» **STATED EXERCISE**: Write the count of lines that contain the word "title" and nothing else.

» **Lines of data**:
+++

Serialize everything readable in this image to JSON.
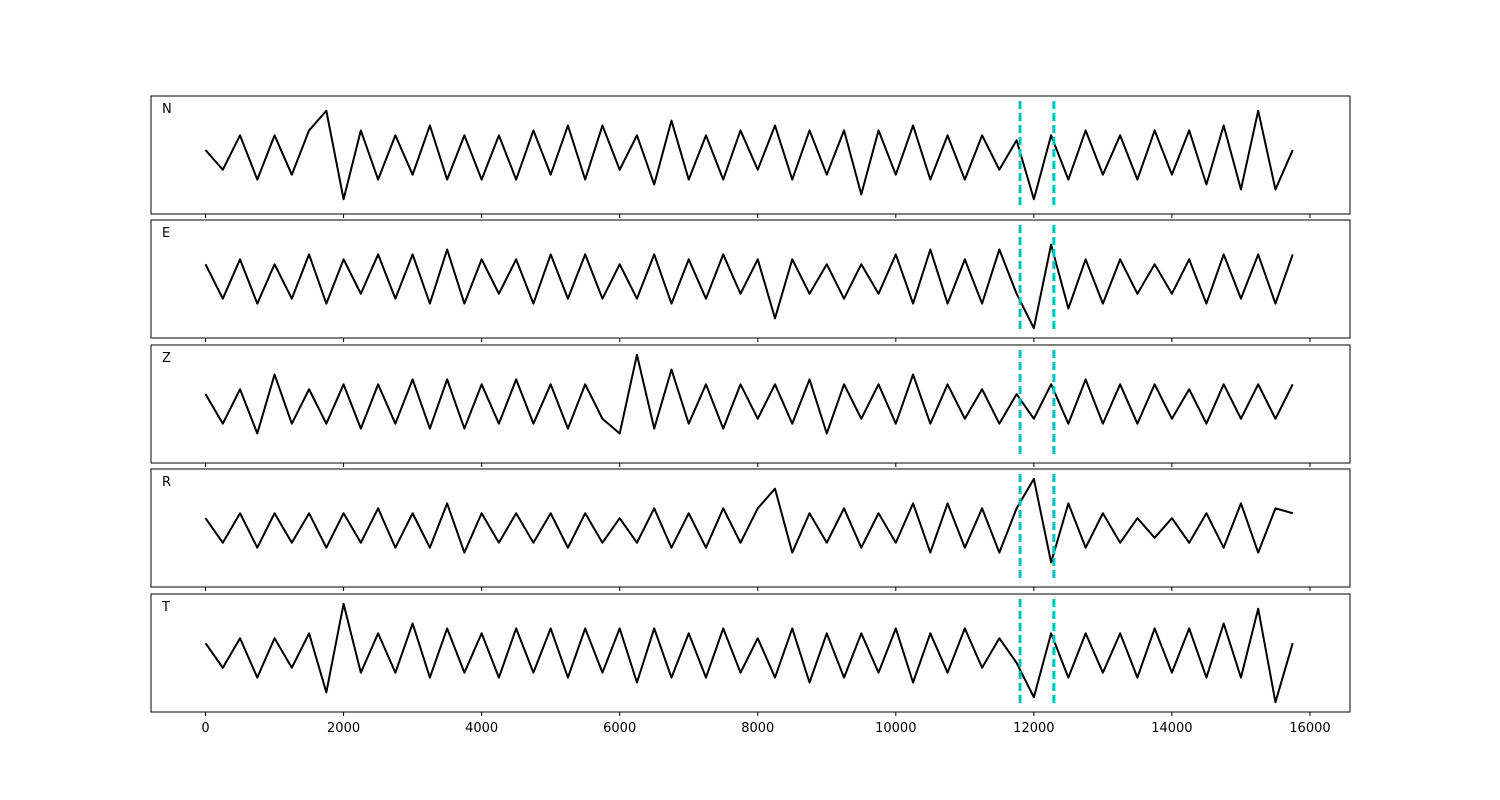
{
  "chart_data": [
    {
      "type": "line",
      "title": "N",
      "color": "#000000",
      "vline_color": "#00bfbf",
      "vlines": [
        11800,
        12290
      ],
      "xlim": [
        -790,
        16580
      ],
      "ylim": [
        -1.2,
        1.2
      ],
      "xticks": [
        0,
        2000,
        4000,
        6000,
        8000,
        10000,
        12000,
        14000,
        16000
      ],
      "x": [
        0,
        250,
        500,
        750,
        1000,
        1250,
        1500,
        1750,
        2000,
        2250,
        2500,
        2750,
        3000,
        3250,
        3500,
        3750,
        4000,
        4250,
        4500,
        4750,
        5000,
        5250,
        5500,
        5750,
        6000,
        6250,
        6500,
        6750,
        7000,
        7250,
        7500,
        7750,
        8000,
        8250,
        8500,
        8750,
        9000,
        9250,
        9500,
        9750,
        10000,
        10250,
        10500,
        10750,
        11000,
        11250,
        11500,
        11750,
        12000,
        12250,
        12500,
        12750,
        13000,
        13250,
        13500,
        13750,
        14000,
        14250,
        14500,
        14750,
        15000,
        15250,
        15500,
        15750
      ],
      "values": [
        0.1,
        -0.3,
        0.4,
        -0.5,
        0.4,
        -0.4,
        0.5,
        0.9,
        -0.9,
        0.5,
        -0.5,
        0.4,
        -0.4,
        0.6,
        -0.5,
        0.4,
        -0.5,
        0.4,
        -0.5,
        0.5,
        -0.4,
        0.6,
        -0.5,
        0.6,
        -0.3,
        0.4,
        -0.6,
        0.7,
        -0.5,
        0.4,
        -0.5,
        0.5,
        -0.3,
        0.6,
        -0.5,
        0.5,
        -0.4,
        0.5,
        -0.8,
        0.5,
        -0.4,
        0.6,
        -0.5,
        0.4,
        -0.5,
        0.4,
        -0.3,
        0.3,
        -0.9,
        0.4,
        -0.5,
        0.5,
        -0.4,
        0.4,
        -0.5,
        0.5,
        -0.4,
        0.5,
        -0.6,
        0.6,
        -0.7,
        0.9,
        -0.7,
        0.1
      ]
    },
    {
      "type": "line",
      "title": "E",
      "color": "#000000",
      "vline_color": "#00bfbf",
      "vlines": [
        11800,
        12290
      ],
      "xlim": [
        -790,
        16580
      ],
      "ylim": [
        -1.2,
        1.2
      ],
      "xticks": [
        0,
        2000,
        4000,
        6000,
        8000,
        10000,
        12000,
        14000,
        16000
      ],
      "x": [
        0,
        250,
        500,
        750,
        1000,
        1250,
        1500,
        1750,
        2000,
        2250,
        2500,
        2750,
        3000,
        3250,
        3500,
        3750,
        4000,
        4250,
        4500,
        4750,
        5000,
        5250,
        5500,
        5750,
        6000,
        6250,
        6500,
        6750,
        7000,
        7250,
        7500,
        7750,
        8000,
        8250,
        8500,
        8750,
        9000,
        9250,
        9500,
        9750,
        10000,
        10250,
        10500,
        10750,
        11000,
        11250,
        11500,
        11750,
        12000,
        12250,
        12500,
        12750,
        13000,
        13250,
        13500,
        13750,
        14000,
        14250,
        14500,
        14750,
        15000,
        15250,
        15500,
        15750
      ],
      "values": [
        0.3,
        -0.4,
        0.4,
        -0.5,
        0.3,
        -0.4,
        0.5,
        -0.5,
        0.4,
        -0.3,
        0.5,
        -0.4,
        0.5,
        -0.5,
        0.6,
        -0.5,
        0.4,
        -0.3,
        0.4,
        -0.5,
        0.5,
        -0.4,
        0.5,
        -0.4,
        0.3,
        -0.4,
        0.5,
        -0.5,
        0.4,
        -0.4,
        0.5,
        -0.3,
        0.4,
        -0.8,
        0.4,
        -0.3,
        0.3,
        -0.4,
        0.3,
        -0.3,
        0.5,
        -0.5,
        0.6,
        -0.5,
        0.4,
        -0.5,
        0.6,
        -0.3,
        -1.0,
        0.7,
        -0.6,
        0.4,
        -0.5,
        0.4,
        -0.3,
        0.3,
        -0.3,
        0.4,
        -0.5,
        0.5,
        -0.4,
        0.5,
        -0.5,
        0.5
      ]
    },
    {
      "type": "line",
      "title": "Z",
      "color": "#000000",
      "vline_color": "#00bfbf",
      "vlines": [
        11800,
        12290
      ],
      "xlim": [
        -790,
        16580
      ],
      "ylim": [
        -1.2,
        1.2
      ],
      "xticks": [
        0,
        2000,
        4000,
        6000,
        8000,
        10000,
        12000,
        14000,
        16000
      ],
      "x": [
        0,
        250,
        500,
        750,
        1000,
        1250,
        1500,
        1750,
        2000,
        2250,
        2500,
        2750,
        3000,
        3250,
        3500,
        3750,
        4000,
        4250,
        4500,
        4750,
        5000,
        5250,
        5500,
        5750,
        6000,
        6250,
        6500,
        6750,
        7000,
        7250,
        7500,
        7750,
        8000,
        8250,
        8500,
        8750,
        9000,
        9250,
        9500,
        9750,
        10000,
        10250,
        10500,
        10750,
        11000,
        11250,
        11500,
        11750,
        12000,
        12250,
        12500,
        12750,
        13000,
        13250,
        13500,
        13750,
        14000,
        14250,
        14500,
        14750,
        15000,
        15250,
        15500,
        15750
      ],
      "values": [
        0.2,
        -0.4,
        0.3,
        -0.6,
        0.6,
        -0.4,
        0.3,
        -0.4,
        0.4,
        -0.5,
        0.4,
        -0.4,
        0.5,
        -0.5,
        0.5,
        -0.5,
        0.4,
        -0.4,
        0.5,
        -0.4,
        0.4,
        -0.5,
        0.4,
        -0.3,
        -0.6,
        1.0,
        -0.5,
        0.7,
        -0.4,
        0.4,
        -0.5,
        0.4,
        -0.3,
        0.4,
        -0.4,
        0.5,
        -0.6,
        0.4,
        -0.3,
        0.4,
        -0.4,
        0.6,
        -0.4,
        0.4,
        -0.3,
        0.3,
        -0.4,
        0.2,
        -0.3,
        0.4,
        -0.4,
        0.5,
        -0.4,
        0.4,
        -0.4,
        0.4,
        -0.3,
        0.3,
        -0.4,
        0.4,
        -0.3,
        0.4,
        -0.3,
        0.4
      ]
    },
    {
      "type": "line",
      "title": "R",
      "color": "#000000",
      "vline_color": "#00bfbf",
      "vlines": [
        11800,
        12290
      ],
      "xlim": [
        -790,
        16580
      ],
      "ylim": [
        -1.2,
        1.2
      ],
      "xticks": [
        0,
        2000,
        4000,
        6000,
        8000,
        10000,
        12000,
        14000,
        16000
      ],
      "x": [
        0,
        250,
        500,
        750,
        1000,
        1250,
        1500,
        1750,
        2000,
        2250,
        2500,
        2750,
        3000,
        3250,
        3500,
        3750,
        4000,
        4250,
        4500,
        4750,
        5000,
        5250,
        5500,
        5750,
        6000,
        6250,
        6500,
        6750,
        7000,
        7250,
        7500,
        7750,
        8000,
        8250,
        8500,
        8750,
        9000,
        9250,
        9500,
        9750,
        10000,
        10250,
        10500,
        10750,
        11000,
        11250,
        11500,
        11750,
        12000,
        12250,
        12500,
        12750,
        13000,
        13250,
        13500,
        13750,
        14000,
        14250,
        14500,
        14750,
        15000,
        15250,
        15500,
        15750
      ],
      "values": [
        0.2,
        -0.3,
        0.3,
        -0.4,
        0.3,
        -0.3,
        0.3,
        -0.4,
        0.3,
        -0.3,
        0.4,
        -0.4,
        0.3,
        -0.4,
        0.5,
        -0.5,
        0.3,
        -0.3,
        0.3,
        -0.3,
        0.3,
        -0.4,
        0.3,
        -0.3,
        0.2,
        -0.3,
        0.4,
        -0.4,
        0.3,
        -0.4,
        0.4,
        -0.3,
        0.4,
        0.8,
        -0.5,
        0.3,
        -0.3,
        0.4,
        -0.4,
        0.3,
        -0.3,
        0.5,
        -0.5,
        0.5,
        -0.4,
        0.4,
        -0.5,
        0.4,
        1.0,
        -0.7,
        0.5,
        -0.4,
        0.3,
        -0.3,
        0.2,
        -0.2,
        0.2,
        -0.3,
        0.3,
        -0.4,
        0.5,
        -0.5,
        0.4,
        0.3
      ]
    },
    {
      "type": "line",
      "title": "T",
      "color": "#000000",
      "vline_color": "#00bfbf",
      "vlines": [
        11800,
        12290
      ],
      "xlim": [
        -790,
        16580
      ],
      "ylim": [
        -1.2,
        1.2
      ],
      "xticks": [
        0,
        2000,
        4000,
        6000,
        8000,
        10000,
        12000,
        14000,
        16000
      ],
      "x": [
        0,
        250,
        500,
        750,
        1000,
        1250,
        1500,
        1750,
        2000,
        2250,
        2500,
        2750,
        3000,
        3250,
        3500,
        3750,
        4000,
        4250,
        4500,
        4750,
        5000,
        5250,
        5500,
        5750,
        6000,
        6250,
        6500,
        6750,
        7000,
        7250,
        7500,
        7750,
        8000,
        8250,
        8500,
        8750,
        9000,
        9250,
        9500,
        9750,
        10000,
        10250,
        10500,
        10750,
        11000,
        11250,
        11500,
        11750,
        12000,
        12250,
        12500,
        12750,
        13000,
        13250,
        13500,
        13750,
        14000,
        14250,
        14500,
        14750,
        15000,
        15250,
        15500,
        15750
      ],
      "values": [
        0.2,
        -0.3,
        0.3,
        -0.5,
        0.3,
        -0.3,
        0.4,
        -0.8,
        1.0,
        -0.4,
        0.4,
        -0.4,
        0.6,
        -0.5,
        0.5,
        -0.4,
        0.4,
        -0.5,
        0.5,
        -0.4,
        0.5,
        -0.5,
        0.5,
        -0.4,
        0.5,
        -0.6,
        0.5,
        -0.5,
        0.4,
        -0.5,
        0.5,
        -0.4,
        0.3,
        -0.5,
        0.5,
        -0.6,
        0.4,
        -0.5,
        0.4,
        -0.4,
        0.5,
        -0.6,
        0.4,
        -0.4,
        0.5,
        -0.3,
        0.3,
        -0.2,
        -0.9,
        0.4,
        -0.5,
        0.4,
        -0.4,
        0.4,
        -0.5,
        0.5,
        -0.4,
        0.5,
        -0.5,
        0.6,
        -0.5,
        0.9,
        -1.0,
        0.2
      ]
    }
  ]
}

+++

» **COMPLETE ANSWER**: 5